● Entries supplied:
-- BEGIN --
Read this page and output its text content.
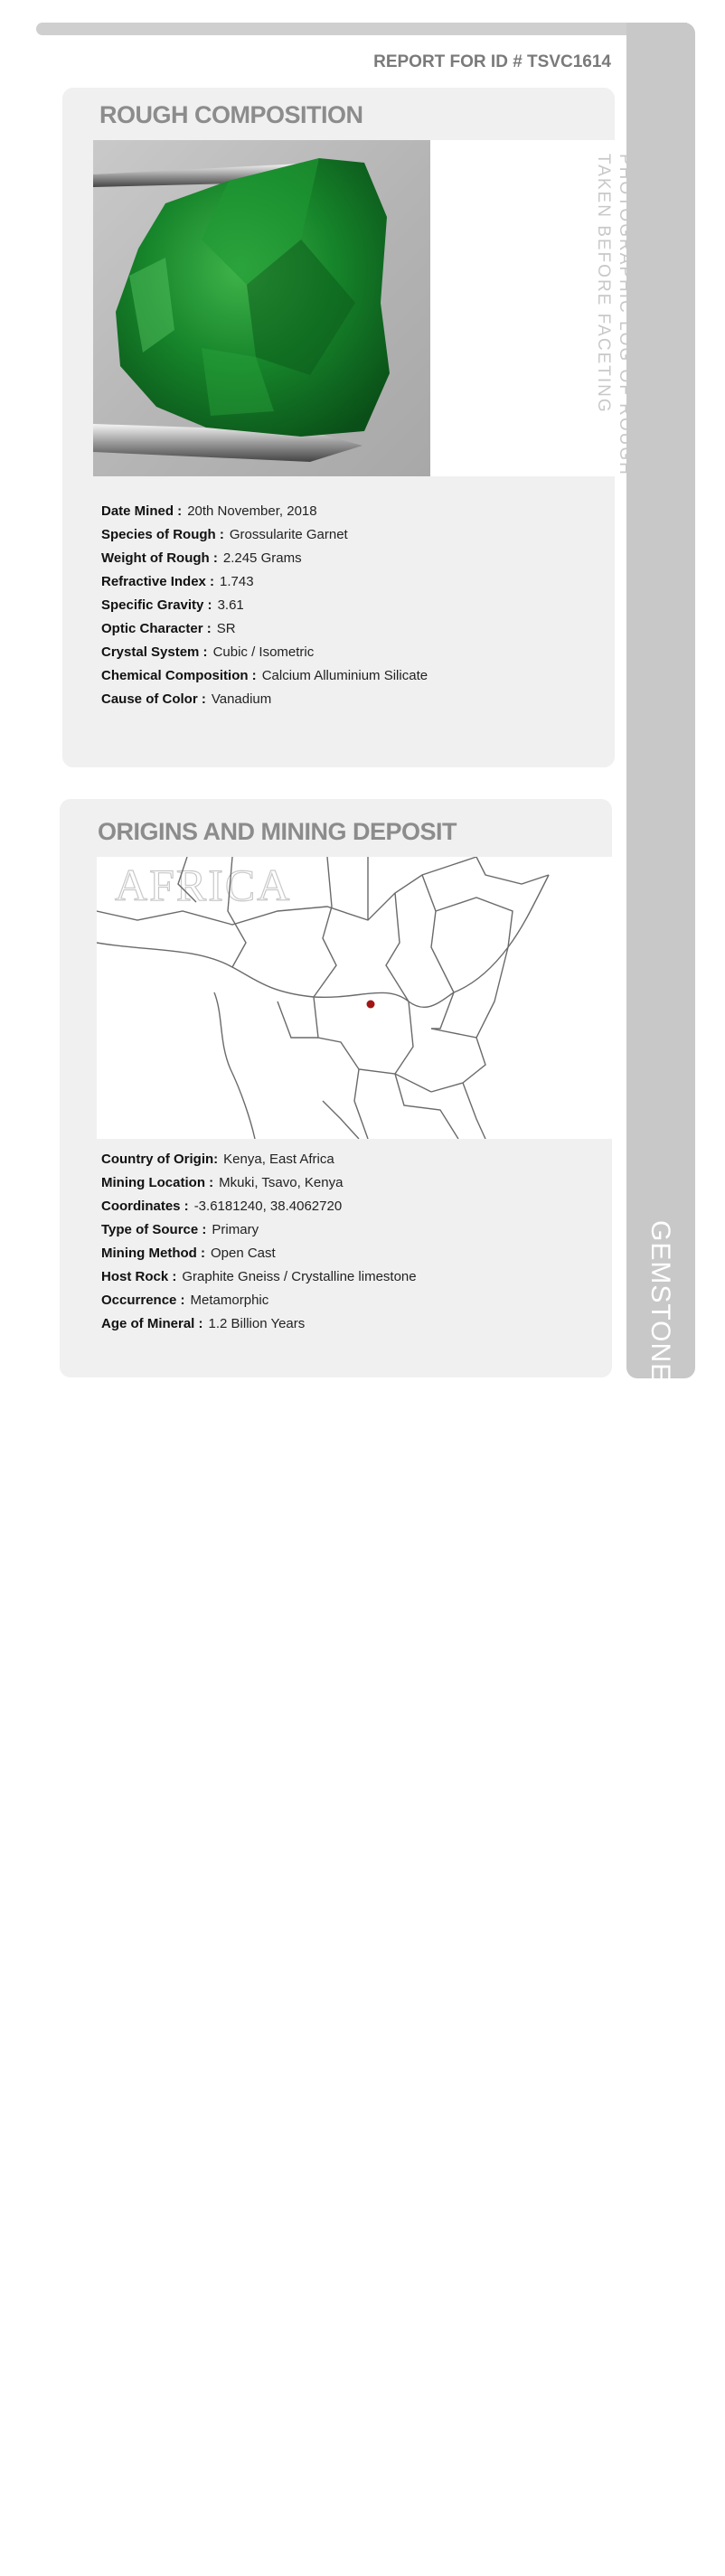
GEMSTONE MINING & GEOLOGY REPORT
REPORT FOR ID # TSVC1614
ROUGH COMPOSITION
PHOTOGRAPHIC LOG OF ROUGH
TAKEN BEFORE FACETING
Date Mined : 20th November, 2018
Species of Rough : Grossularite Garnet
Weight of Rough : 2.245 Grams
Refractive Index : 1.743
Specific Gravity : 3.61
Optic Character : SR
Crystal System : Cubic / Isometric
Chemical Composition : Calcium Alluminium Silicate
Cause of Color : Vanadium
ORIGINS AND MINING DEPOSIT
AFRICA
Country of Origin: Kenya, East Africa
Mining Location : Mkuki, Tsavo, Kenya
Coordinates : -3.6181240, 38.4062720
Type of Source : Primary
Mining Method : Open Cast
Host Rock : Graphite Gneiss / Crystalline limestone
Occurrence : Metamorphic
Age of Mineral : 1.2 Billion Years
-- END --
● Prompt:
Repeat the records above exactly, leaving out the pictures.

● Solution to the problem:
Read this page and output its text content.
GEMSTONE MINING & GEOLOGY REPORT
REPORT FOR ID # TSVC1614
ROUGH COMPOSITION
PHOTOGRAPHIC LOG OF ROUGH
TAKEN BEFORE FACETING
Date Mined : 20th November, 2018
Species of Rough : Grossularite Garnet
Weight of Rough : 2.245 Grams
Refractive Index : 1.743
Specific Gravity : 3.61
Optic Character : SR
Crystal System : Cubic / Isometric
Chemical Composition : Calcium Alluminium Silicate
Cause of Color : Vanadium
ORIGINS AND MINING DEPOSIT
AFRICA
Country of Origin: Kenya, East Africa
Mining Location : Mkuki, Tsavo, Kenya
Coordinates : -3.6181240, 38.4062720
Type of Source : Primary
Mining Method : Open Cast
Host Rock : Graphite Gneiss / Crystalline limestone
Occurrence : Metamorphic
Age of Mineral : 1.2 Billion Years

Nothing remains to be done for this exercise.